[Data supplied start]

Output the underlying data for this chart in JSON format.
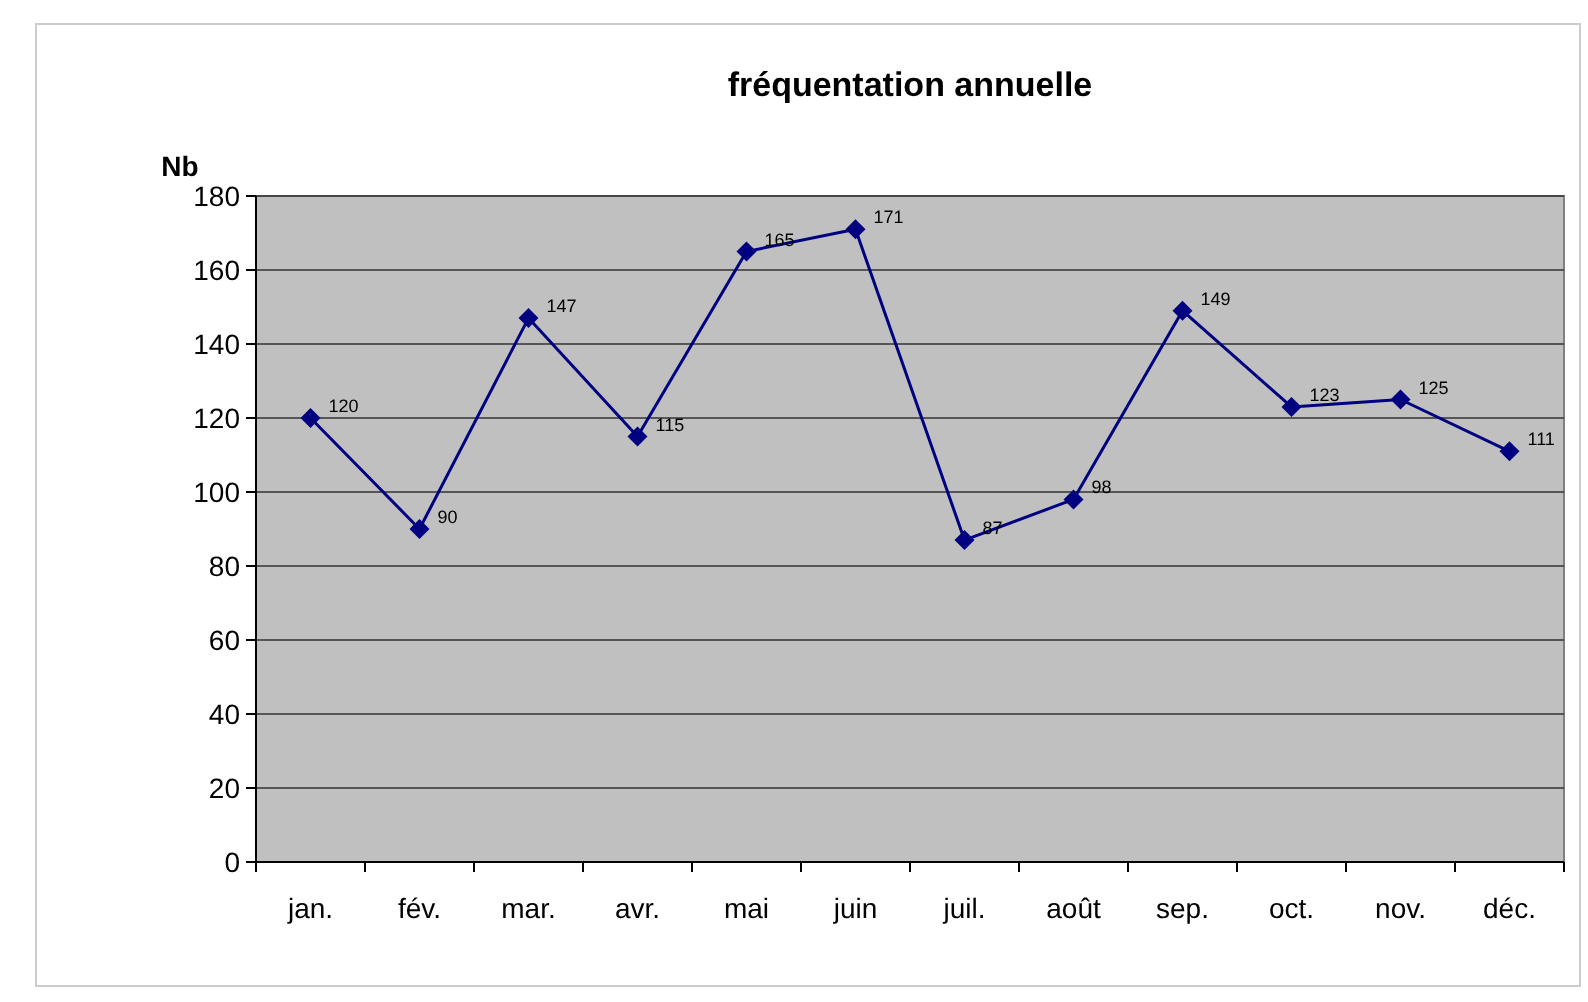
{
  "chart_data": {
    "type": "line",
    "title": "fréquentation annuelle",
    "ylabel": "Nb",
    "categories": [
      "jan.",
      "fév.",
      "mar.",
      "avr.",
      "mai",
      "juin",
      "juil.",
      "août",
      "sep.",
      "oct.",
      "nov.",
      "déc."
    ],
    "series": [
      {
        "color": "#000080",
        "values": [
          120,
          90,
          147,
          115,
          165,
          171,
          87,
          98,
          149,
          123,
          125,
          111
        ]
      }
    ],
    "ylim": [
      0,
      180
    ],
    "yticks": [
      0,
      20,
      40,
      60,
      80,
      100,
      120,
      140,
      160,
      180
    ],
    "grid": "y",
    "marker": "diamond",
    "line_style": "solid",
    "data_labels": true
  }
}
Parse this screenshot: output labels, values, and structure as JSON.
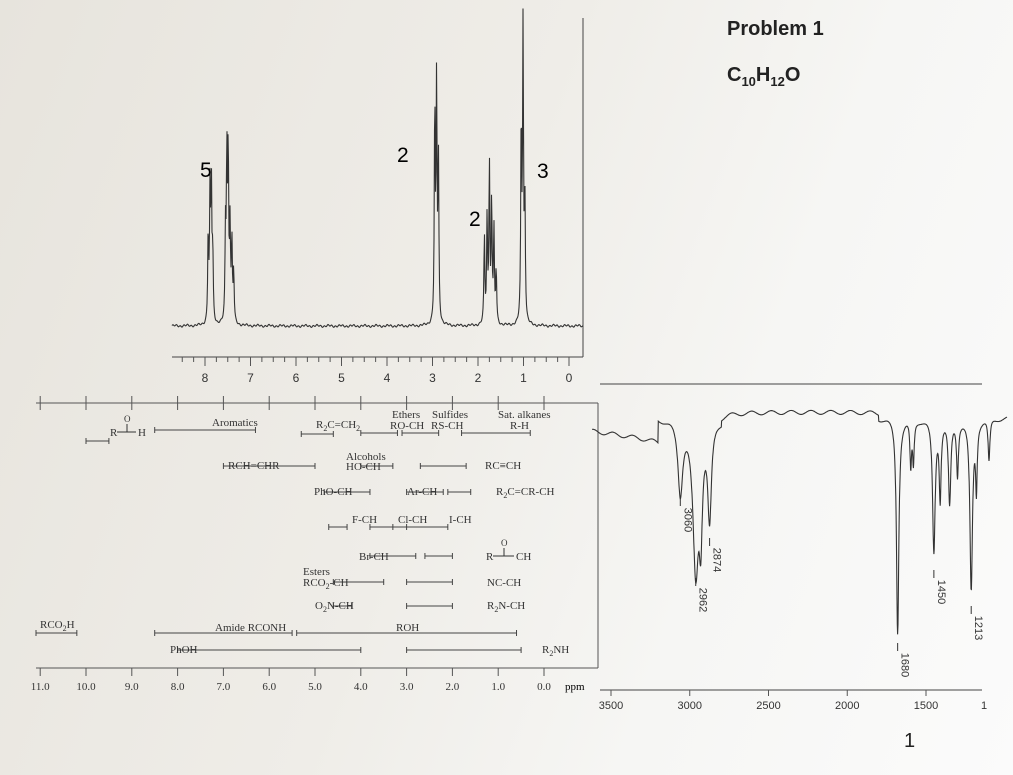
{
  "header": {
    "problem": "Problem 1",
    "formula_base": "C",
    "formula_c": "10",
    "formula_h_base": "H",
    "formula_h": "12",
    "formula_o": "O",
    "page_number": "1"
  },
  "chart_data": [
    {
      "type": "line",
      "subtype": "1H NMR spectrum",
      "x_axis_ticks": [
        "8",
        "7",
        "6",
        "5",
        "4",
        "3",
        "2",
        "1",
        "0"
      ],
      "xlim": [
        8.8,
        -0.1
      ],
      "peaks": [
        {
          "shift": 7.9,
          "integration": "5"
        },
        {
          "shift": 7.5,
          "integration": ""
        },
        {
          "shift": 2.9,
          "integration": "2"
        },
        {
          "shift": 1.75,
          "integration": "2"
        },
        {
          "shift": 1.0,
          "integration": "3"
        }
      ],
      "colors": {
        "line": "#333333"
      }
    },
    {
      "type": "table",
      "subtype": "1H chemical shift correlation chart",
      "axis_ticks": [
        "11.0",
        "10.0",
        "9.0",
        "8.0",
        "7.0",
        "6.0",
        "5.0",
        "4.0",
        "3.0",
        "2.0",
        "1.0",
        "0.0"
      ],
      "axis_unit": "ppm",
      "labels": [
        {
          "text": "R–C(=O)–H",
          "range": [
            10.0,
            9.5
          ]
        },
        {
          "text": "Aromatics",
          "range": [
            8.5,
            6.3
          ]
        },
        {
          "text": "R₂C=CH₂",
          "range": [
            5.3,
            4.6
          ]
        },
        {
          "text": "Ethers RO-CH",
          "range": [
            4.0,
            3.2
          ]
        },
        {
          "text": "Sulfides RS-CH",
          "range": [
            3.1,
            2.3
          ]
        },
        {
          "text": "Sat. alkanes R-H",
          "range": [
            1.8,
            0.3
          ]
        },
        {
          "text": "RCH=CHR",
          "range": [
            7.0,
            5.0
          ]
        },
        {
          "text": "Alcohols HO-CH",
          "range": [
            4.0,
            3.3
          ]
        },
        {
          "text": "RC≡CH",
          "range": [
            2.7,
            1.7
          ]
        },
        {
          "text": "PhO-CH",
          "range": [
            4.8,
            3.8
          ]
        },
        {
          "text": "Ar-CH",
          "range": [
            3.0,
            2.2
          ]
        },
        {
          "text": "R₂C=CR-CH",
          "range": [
            2.1,
            1.6
          ]
        },
        {
          "text": "F-CH",
          "range": [
            4.7,
            4.3
          ]
        },
        {
          "text": "Cl-CH",
          "range": [
            3.8,
            3.0
          ]
        },
        {
          "text": "I-CH",
          "range": [
            3.3,
            2.1
          ]
        },
        {
          "text": "Br-CH",
          "range": [
            3.8,
            2.8
          ]
        },
        {
          "text": "R–C(=O)–CH",
          "range": [
            2.6,
            2.0
          ]
        },
        {
          "text": "Esters RCO₂-CH",
          "range": [
            4.6,
            3.5
          ]
        },
        {
          "text": "NC-CH",
          "range": [
            3.0,
            2.0
          ]
        },
        {
          "text": "O₂N-CH",
          "range": [
            4.6,
            4.2
          ]
        },
        {
          "text": "R₂N-CH",
          "range": [
            3.0,
            2.0
          ]
        },
        {
          "text": "RCO₂H",
          "range": [
            12.0,
            10.2
          ]
        },
        {
          "text": "Amide RCONH",
          "range": [
            8.5,
            5.5
          ]
        },
        {
          "text": "ROH",
          "range": [
            5.4,
            0.6
          ]
        },
        {
          "text": "PhOH",
          "range": [
            8.0,
            4.0
          ]
        },
        {
          "text": "R₂NH",
          "range": [
            3.0,
            0.5
          ]
        }
      ],
      "strings": {
        "aromatics": "Aromatics",
        "r2c": "R",
        "c_ch2": "C=CH",
        "two": "2",
        "ethers": "Ethers",
        "sulfides": "Sulfides",
        "sat_alkanes": "Sat. alkanes",
        "ro_ch": "RO-CH",
        "rs_ch": "RS-CH",
        "r_h": "R-H",
        "rch_chr": "RCH=CHR",
        "alcohols": "Alcohols",
        "ho_ch": "HO-CH",
        "rc_ch": "RC≡CH",
        "pho_ch": "PhO-CH",
        "ar_ch": "Ar-CH",
        "r2c_cr_ch": "C=CR-CH",
        "f_ch": "F-CH",
        "cl_ch": "Cl-CH",
        "i_ch": "I-CH",
        "br_ch": "Br-CH",
        "ch": "CH",
        "r": "R",
        "h": "H",
        "o": "O",
        "esters": "Esters",
        "rco2_ch": "RCO",
        "ch_tail": "-CH",
        "nc_ch": "NC-CH",
        "o2n_ch": "O",
        "n_ch": "N-CH",
        "r2n_ch": "N-CH",
        "rco2h": "RCO",
        "h_tail": "H",
        "amide": "Amide RCONH",
        "roh": "ROH",
        "phoh": "PhOH",
        "r2nh": "NH",
        "ppm": "ppm"
      }
    },
    {
      "type": "line",
      "subtype": "IR spectrum",
      "x_axis_ticks": [
        "3500",
        "3000",
        "2500",
        "2000",
        "1500",
        "1"
      ],
      "xlim": [
        3700,
        1000
      ],
      "peak_labels": [
        "3060",
        "2962",
        "2874",
        "1680",
        "1450",
        "1213"
      ],
      "colors": {
        "line": "#333333"
      }
    }
  ]
}
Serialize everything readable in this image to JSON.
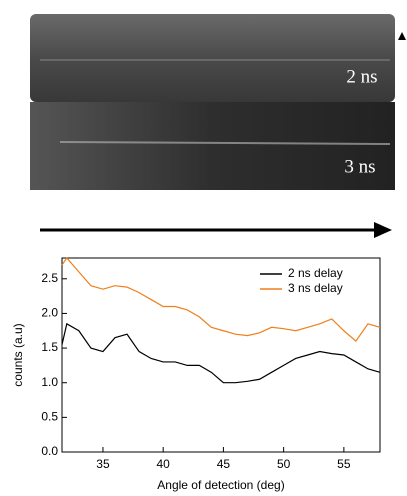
{
  "images": {
    "labels": [
      "2 ns",
      "3 ns"
    ]
  },
  "chart_data": {
    "type": "line",
    "xlabel": "Angle of detection (deg)",
    "ylabel": "counts (a.u)",
    "x": [
      31.6,
      32,
      33,
      34,
      35,
      36,
      37,
      38,
      39,
      40,
      41,
      42,
      43,
      44,
      45,
      46,
      47,
      48,
      49,
      50,
      51,
      52,
      53,
      54,
      55,
      56,
      57,
      58
    ],
    "series": [
      {
        "name": "2 ns delay",
        "color": "#000000",
        "values": [
          1.55,
          1.85,
          1.75,
          1.5,
          1.45,
          1.65,
          1.7,
          1.45,
          1.35,
          1.3,
          1.3,
          1.25,
          1.25,
          1.15,
          1.0,
          1.0,
          1.02,
          1.05,
          1.15,
          1.25,
          1.35,
          1.4,
          1.45,
          1.42,
          1.4,
          1.3,
          1.2,
          1.15
        ]
      },
      {
        "name": "3 ns delay",
        "color": "#f07f1a",
        "values": [
          2.7,
          2.8,
          2.6,
          2.4,
          2.35,
          2.4,
          2.38,
          2.3,
          2.2,
          2.1,
          2.1,
          2.05,
          1.95,
          1.8,
          1.75,
          1.7,
          1.68,
          1.72,
          1.8,
          1.78,
          1.75,
          1.8,
          1.85,
          1.92,
          1.75,
          1.6,
          1.85,
          1.8
        ]
      }
    ],
    "xlim": [
      31.6,
      58
    ],
    "ylim": [
      0,
      2.8
    ],
    "xticks": [
      35,
      40,
      45,
      50,
      55
    ],
    "yticks": [
      {
        "value": 0,
        "label": "0.0"
      },
      0.5,
      {
        "value": 1,
        "label": "1.0"
      },
      1.5,
      {
        "value": 2,
        "label": "2.0"
      },
      2.5
    ],
    "legend": "upper right"
  }
}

[Data supplied end]

> _Exercise brief_: From the data above, pick out each line containing "Sulfides" and copy it.

> _Result of the task_:
          "text": "Sulfides RS-CH",
        "sulfides": "Sulfides",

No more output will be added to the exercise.